__Extracted information__.

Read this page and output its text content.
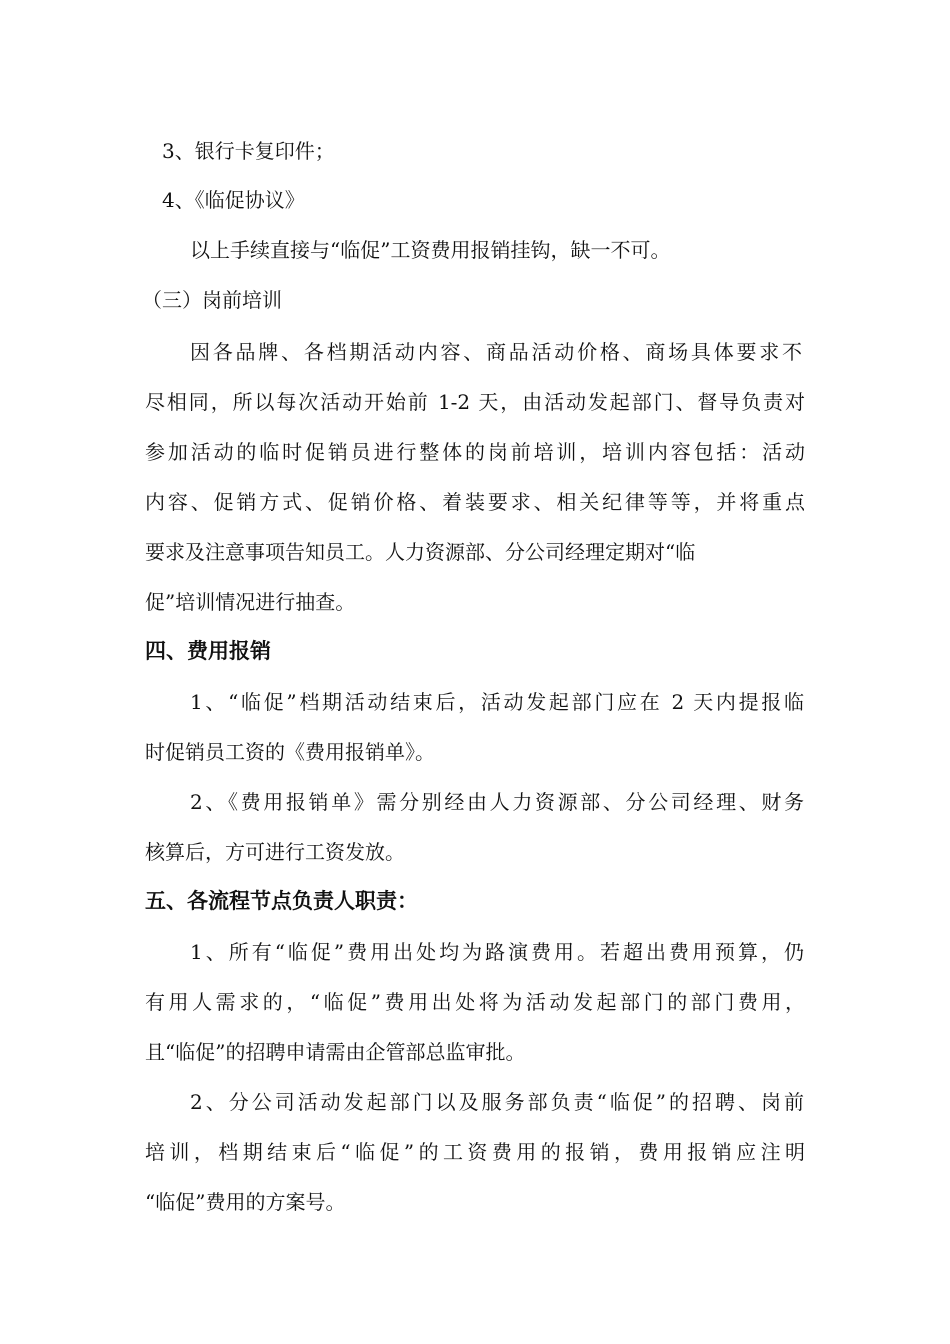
3、银行卡复印件；
4、《临促协议》
以上手续直接与“临促”工资费用报销挂钩，缺一不可。
（三）岗前培训
因各品牌、各档期活动内容、商品活动价格、商场具体要求不
尽相同，所以每次活动开始前 1-2 天，由活动发起部门、督导负责对
参加活动的临时促销员进行整体的岗前培训，培训内容包括：活动
内容、促销方式、促销价格、着装要求、相关纪律等等，并将重点
要求及注意事项告知员工。人力资源部、分公司经理定期对“临
促”培训情况进行抽查。
四、费用报销
1、“临促”档期活动结束后，活动发起部门应在 2 天内提报临
时促销员工资的《费用报销单》。
2、《费用报销单》需分别经由人力资源部、分公司经理、财务
核算后，方可进行工资发放。
五、各流程节点负责人职责：
1、所有“临促”费用出处均为路演费用。若超出费用预算，仍
有用人需求的，“临促”费用出处将为活动发起部门的部门费用，
且“临促”的招聘申请需由企管部总监审批。
2、分公司活动发起部门以及服务部负责“临促”的招聘、岗前
培训，档期结束后“临促”的工资费用的报销，费用报销应注明
“临促”费用的方案号。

__Aim of the exercise__. Retype the entries word for word. Omit any images.

__Output for this task__.
Read this page and output its text content.
3、银行卡复印件；
4、《临促协议》
以上手续直接与“临促”工资费用报销挂钩，缺一不可。
（三）岗前培训
因各品牌、各档期活动内容、商品活动价格、商场具体要求不
尽相同，所以每次活动开始前 1-2 天，由活动发起部门、督导负责对
参加活动的临时促销员进行整体的岗前培训，培训内容包括：活动
内容、促销方式、促销价格、着装要求、相关纪律等等，并将重点
要求及注意事项告知员工。人力资源部、分公司经理定期对“临
促”培训情况进行抽查。
四、费用报销
1、“临促”档期活动结束后，活动发起部门应在 2 天内提报临
时促销员工资的《费用报销单》。
2、《费用报销单》需分别经由人力资源部、分公司经理、财务
核算后，方可进行工资发放。
五、各流程节点负责人职责：
1、所有“临促”费用出处均为路演费用。若超出费用预算，仍
有用人需求的，“临促”费用出处将为活动发起部门的部门费用，
且“临促”的招聘申请需由企管部总监审批。
2、分公司活动发起部门以及服务部负责“临促”的招聘、岗前
培训，档期结束后“临促”的工资费用的报销，费用报销应注明
“临促”费用的方案号。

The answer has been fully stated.